* _REQUIRED WORK_
Search the data for the string "JSON" and gather each line it is in.

[Entries taken from a collection]
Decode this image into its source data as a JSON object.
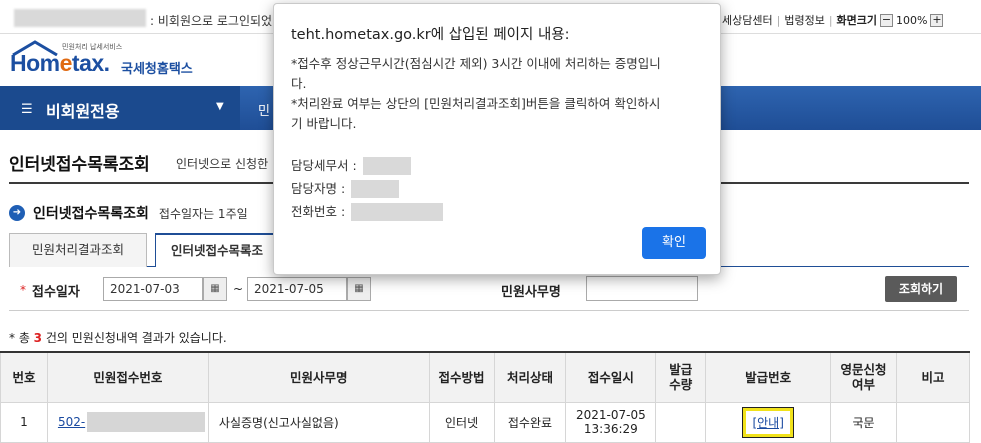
{
  "topbar": {
    "notice": ": 비회원으로 로그인되었",
    "links": [
      "세상담센터",
      "법령정보",
      "화면크기"
    ],
    "zoom_minus": "−",
    "zoom_value": "100%",
    "zoom_plus": "+"
  },
  "logo": {
    "small": "민원처리 납세서비스",
    "main_a": "Hom",
    "main_b": "e",
    "main_c": "tax.",
    "sub": "국세청홈택스"
  },
  "nav": {
    "title": "비회원전용",
    "second": "민"
  },
  "page": {
    "title": "인터넷접수목록조회",
    "desc": "인터넷으로 신청한"
  },
  "section": {
    "title": "인터넷접수목록조회",
    "desc": "접수일자는 1주일"
  },
  "tabs": [
    "민원처리결과조회",
    "인터넷접수목록조"
  ],
  "search": {
    "star": "*",
    "date_label": "접수일자",
    "date_from": "2021-07-03",
    "date_to": "2021-07-05",
    "tilde": "~",
    "civil_label": "민원사무명",
    "civil_value": "",
    "button": "조회하기"
  },
  "result": {
    "prefix": "* 총 ",
    "count": "3",
    "suffix": " 건의 민원신청내역 결과가 있습니다."
  },
  "table": {
    "headers": [
      "번호",
      "민원접수번호",
      "민원사무명",
      "접수방법",
      "처리상태",
      "접수일시",
      "발급\n수량",
      "발급번호",
      "영문신청\n여부",
      "비고"
    ],
    "rows": [
      {
        "no": "1",
        "receipt_no": "502-",
        "name": "사실증명(신고사실없음)",
        "method": "인터넷",
        "status": "접수완료",
        "date": "2021-07-05",
        "time": "13:36:29",
        "qty": "",
        "issue_no": "[안내]",
        "english": "국문",
        "note": ""
      }
    ]
  },
  "modal": {
    "title": "teht.hometax.go.kr에 삽입된 페이지 내용:",
    "line1": "*접수후 정상근무시간(점심시간 제외) 3시간 이내에 처리하는 증명입니",
    "line2": "다.",
    "line3": "*처리완료 여부는 상단의 [민원처리결과조회]버튼을 클릭하여 확인하시",
    "line4": "기 바랍니다.",
    "office_label": "담당세무서 :",
    "person_label": "담당자명 :",
    "phone_label": "전화번호 :",
    "ok": "확인"
  }
}
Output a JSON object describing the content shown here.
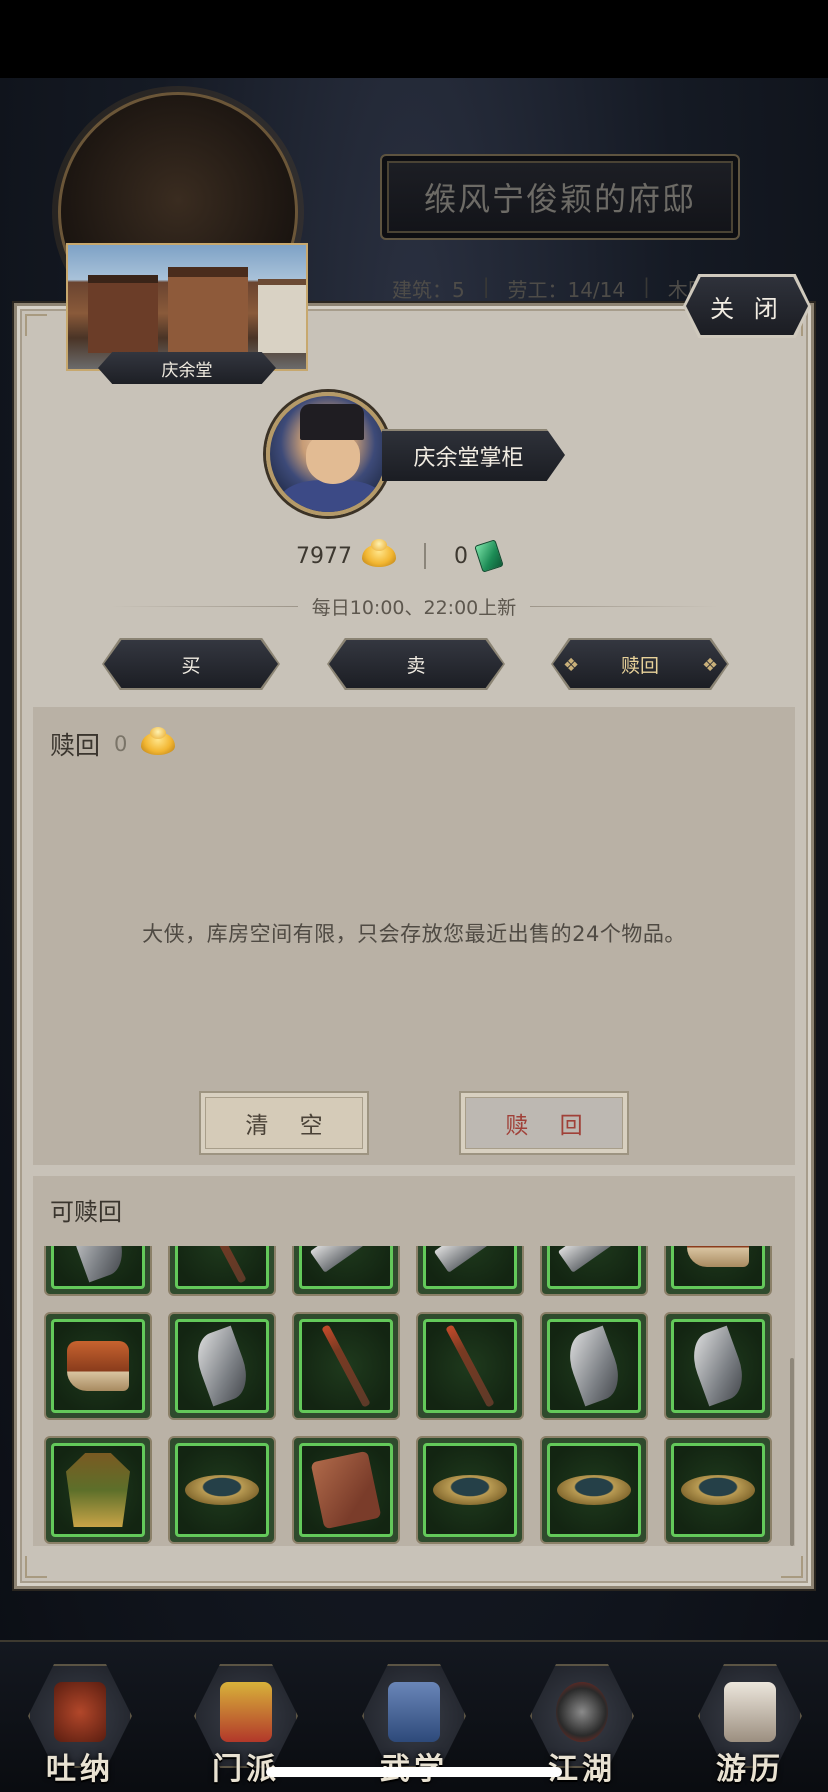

* _RESULT FOR THIS TASK_
Decode this image into its source data as a JSON object.
Output a JSON object describing the content shown here.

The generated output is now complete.